Input rows:
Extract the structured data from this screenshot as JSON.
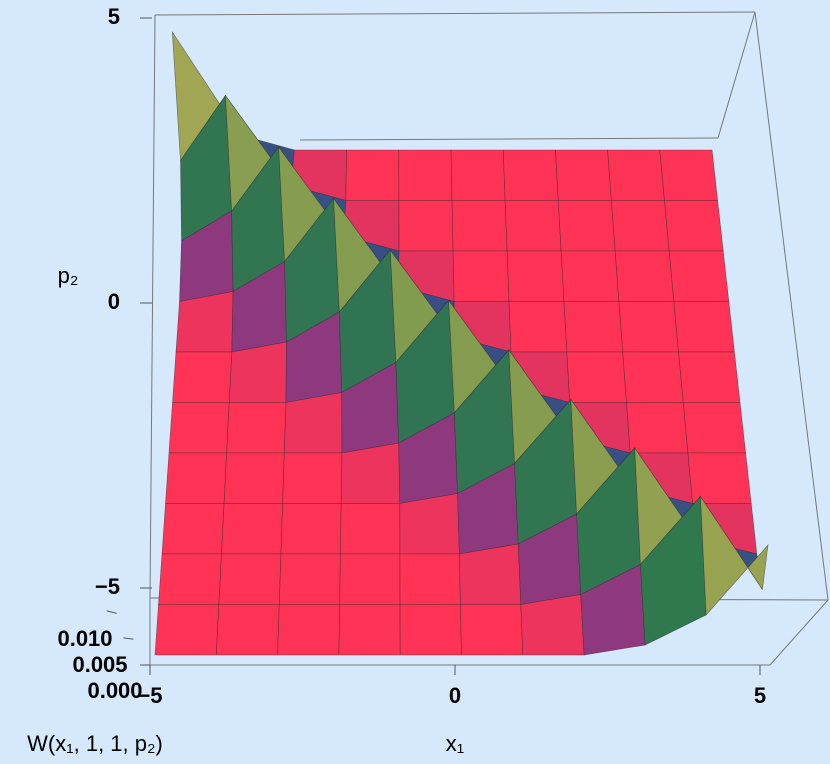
{
  "chart_data": {
    "type": "surface3d",
    "xlabel": "x₁",
    "ylabel": "p₂",
    "zlabel": "W(x₁, 1, 1, p₂)",
    "x": [
      -5,
      -4,
      -3,
      -2,
      -1,
      0,
      1,
      2,
      3,
      4,
      5
    ],
    "y": [
      5,
      4,
      3,
      2,
      1,
      0,
      -1,
      -2,
      -3,
      -4,
      -5
    ],
    "z": [
      [
        0.0118,
        0.0015,
        0,
        0,
        0,
        0,
        0,
        0,
        0,
        0,
        0
      ],
      [
        0.004,
        0.0105,
        0.0015,
        0,
        0,
        0,
        0,
        0,
        0,
        0,
        0
      ],
      [
        0.001,
        0.004,
        0.0104,
        0.0015,
        0,
        0,
        0,
        0,
        0,
        0,
        0
      ],
      [
        0,
        0.001,
        0.004,
        0.0103,
        0.0015,
        0,
        0,
        0,
        0,
        0,
        0
      ],
      [
        0,
        0,
        0.001,
        0.004,
        0.0102,
        0.0015,
        0,
        0,
        0,
        0,
        0
      ],
      [
        0,
        0,
        0,
        0.001,
        0.004,
        0.0102,
        0.0015,
        0,
        0,
        0,
        0
      ],
      [
        0,
        0,
        0,
        0,
        0.001,
        0.004,
        0.0103,
        0.0015,
        0,
        0,
        0
      ],
      [
        0,
        0,
        0,
        0,
        0,
        0.001,
        0.004,
        0.0104,
        0.0015,
        0,
        0
      ],
      [
        0,
        0,
        0,
        0,
        0,
        0,
        0.001,
        0.004,
        0.0106,
        0.0015,
        0
      ],
      [
        0,
        0,
        0,
        0,
        0,
        0,
        0,
        0.001,
        0.004,
        0.0108,
        0.0015
      ],
      [
        0,
        0,
        0,
        0,
        0,
        0,
        0,
        0,
        0.001,
        0.004,
        0.011
      ]
    ],
    "xlim": [
      -5,
      5
    ],
    "xticks": [
      {
        "value": -5,
        "label": "−5"
      },
      0,
      5
    ],
    "ylim": [
      -5,
      5
    ],
    "yticks": [
      {
        "value": -5,
        "label": "−5"
      },
      0,
      5
    ],
    "zlim": [
      0,
      0.012
    ],
    "zticks": [
      {
        "value": 0,
        "label": "0.000"
      },
      {
        "value": 0.005,
        "label": "0.005"
      },
      {
        "value": 0.01,
        "label": "0.010"
      }
    ],
    "colorscale": [
      "#ff3355",
      "#3b3d9c",
      "#2f7f45",
      "#d9b95a",
      "#f6eec4"
    ],
    "mesh_color": "#2a2a2a"
  }
}
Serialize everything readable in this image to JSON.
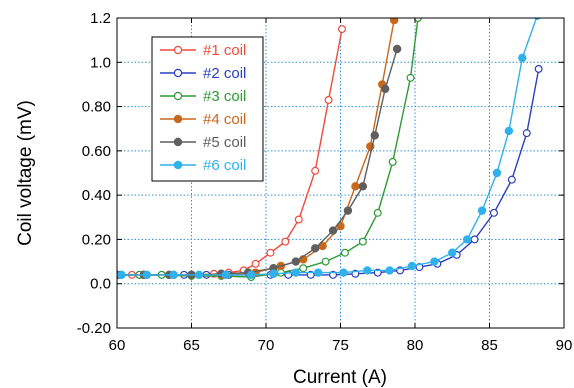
{
  "chart_data": {
    "type": "line",
    "xlabel": "Current (A)",
    "ylabel": "Coil voltage (mV)",
    "xlim": [
      60,
      90
    ],
    "ylim": [
      -0.2,
      1.2
    ],
    "x_ticks": [
      "60",
      "65",
      "70",
      "75",
      "80",
      "85",
      "90"
    ],
    "y_ticks": [
      "-0.20",
      "0.0",
      "0.20",
      "0.40",
      "0.60",
      "0.80",
      "1.0",
      "1.2"
    ],
    "x_tick_values": [
      60,
      65,
      70,
      75,
      80,
      85,
      90
    ],
    "y_tick_values": [
      -0.2,
      0,
      0.2,
      0.4,
      0.6,
      0.8,
      1.0,
      1.2
    ],
    "grid": true,
    "legend_position": "top-left",
    "series": [
      {
        "name": "#1 coil",
        "color": "#f04a3c",
        "marker": "open-circle",
        "x": [
          60.0,
          61.0,
          62.0,
          63.5,
          65.0,
          66.5,
          67.5,
          68.5,
          69.3,
          70.3,
          71.3,
          72.2,
          73.3,
          74.2,
          75.1
        ],
        "y": [
          0.04,
          0.04,
          0.04,
          0.04,
          0.04,
          0.045,
          0.05,
          0.06,
          0.09,
          0.14,
          0.19,
          0.29,
          0.51,
          0.83,
          1.15
        ]
      },
      {
        "name": "#2 coil",
        "color": "#2a3fc0",
        "marker": "open-circle",
        "x": [
          60.2,
          61.5,
          63.0,
          64.5,
          66.0,
          67.5,
          69.0,
          70.3,
          71.5,
          73.0,
          74.5,
          76.0,
          77.5,
          79.0,
          80.3,
          81.5,
          82.8,
          84.0,
          85.3,
          86.5,
          87.5,
          88.3
        ],
        "y": [
          0.04,
          0.04,
          0.04,
          0.04,
          0.04,
          0.04,
          0.04,
          0.04,
          0.04,
          0.04,
          0.04,
          0.045,
          0.05,
          0.06,
          0.075,
          0.09,
          0.13,
          0.2,
          0.32,
          0.47,
          0.68,
          0.97
        ]
      },
      {
        "name": "#3 coil",
        "color": "#2f9a35",
        "marker": "open-circle",
        "x": [
          60.0,
          61.5,
          63.0,
          65.0,
          67.0,
          69.0,
          71.0,
          72.5,
          74.0,
          75.3,
          76.5,
          77.5,
          78.5,
          79.7,
          80.2
        ],
        "y": [
          0.04,
          0.04,
          0.04,
          0.035,
          0.035,
          0.03,
          0.05,
          0.07,
          0.1,
          0.14,
          0.19,
          0.32,
          0.55,
          0.93,
          1.2
        ]
      },
      {
        "name": "#4 coil",
        "color": "#c8681c",
        "marker": "filled-circle",
        "x": [
          60.0,
          61.8,
          63.8,
          65.0,
          67.0,
          69.3,
          71.0,
          72.5,
          73.8,
          75.0,
          76.0,
          77.0,
          77.8,
          78.6
        ],
        "y": [
          0.04,
          0.04,
          0.04,
          0.04,
          0.04,
          0.05,
          0.08,
          0.11,
          0.17,
          0.26,
          0.44,
          0.62,
          0.9,
          1.19
        ]
      },
      {
        "name": "#5 coil",
        "color": "#5f5f5f",
        "marker": "filled-circle",
        "x": [
          60.0,
          61.8,
          63.5,
          65.0,
          67.0,
          68.8,
          70.5,
          72.0,
          73.3,
          74.5,
          75.5,
          76.5,
          77.3,
          78.0,
          78.8
        ],
        "y": [
          0.04,
          0.04,
          0.04,
          0.04,
          0.045,
          0.05,
          0.07,
          0.1,
          0.16,
          0.24,
          0.33,
          0.44,
          0.67,
          0.88,
          1.06
        ]
      },
      {
        "name": "#6 coil",
        "color": "#2fb1ec",
        "marker": "filled-circle",
        "x": [
          60.3,
          62.0,
          63.8,
          65.5,
          67.3,
          69.0,
          70.5,
          72.0,
          73.5,
          75.2,
          76.8,
          78.3,
          79.8,
          81.3,
          82.5,
          83.5,
          84.5,
          85.5,
          86.3,
          87.2,
          88.2
        ],
        "y": [
          0.04,
          0.04,
          0.04,
          0.04,
          0.04,
          0.04,
          0.045,
          0.05,
          0.05,
          0.05,
          0.06,
          0.06,
          0.08,
          0.1,
          0.14,
          0.2,
          0.33,
          0.5,
          0.69,
          1.02,
          1.21
        ]
      }
    ]
  }
}
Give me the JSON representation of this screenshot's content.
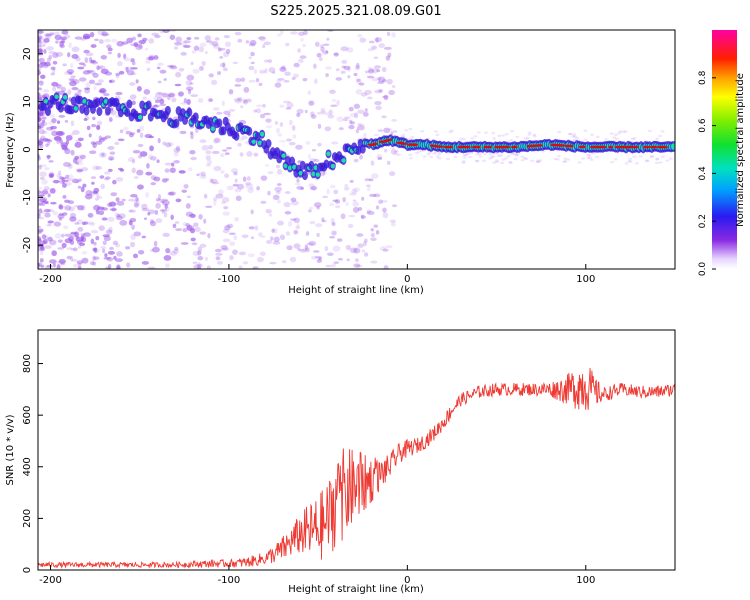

Stated goal: Reproduce every line of the listing above in which the string "screenshot" appears.

Written response:
Extract the structured data from this screenshot as JSON.
Give me the JSON representation of this screenshot's content.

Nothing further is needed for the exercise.